**SET EXERCISE:** What you return should match every record exactly, with the images removed.

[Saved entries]

-=-=-=-=-

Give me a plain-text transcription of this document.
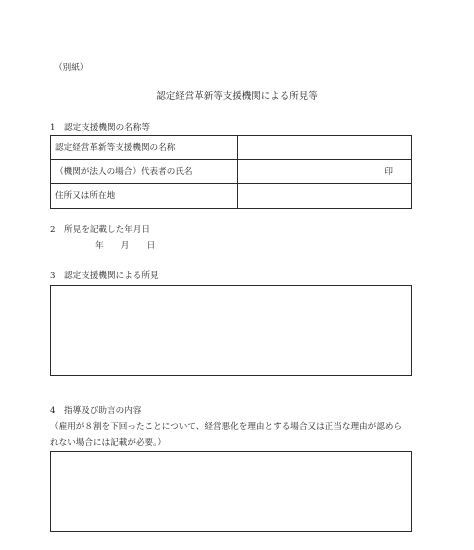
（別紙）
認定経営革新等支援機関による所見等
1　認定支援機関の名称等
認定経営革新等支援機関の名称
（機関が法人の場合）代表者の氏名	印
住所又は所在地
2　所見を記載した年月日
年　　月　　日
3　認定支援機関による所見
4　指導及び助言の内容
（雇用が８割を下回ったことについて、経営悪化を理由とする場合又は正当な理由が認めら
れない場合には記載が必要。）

-=-=-=-=-

**RESULT:**
Give me a plain-text transcription of this document.
（別紙）
認定経営革新等支援機関による所見等
1　認定支援機関の名称等
認定経営革新等支援機関の名称
（機関が法人の場合）代表者の氏名	印
住所又は所在地
2　所見を記載した年月日
年　　月　　日
3　認定支援機関による所見
4　指導及び助言の内容
（雇用が８割を下回ったことについて、経営悪化を理由とする場合又は正当な理由が認めら
れない場合には記載が必要。）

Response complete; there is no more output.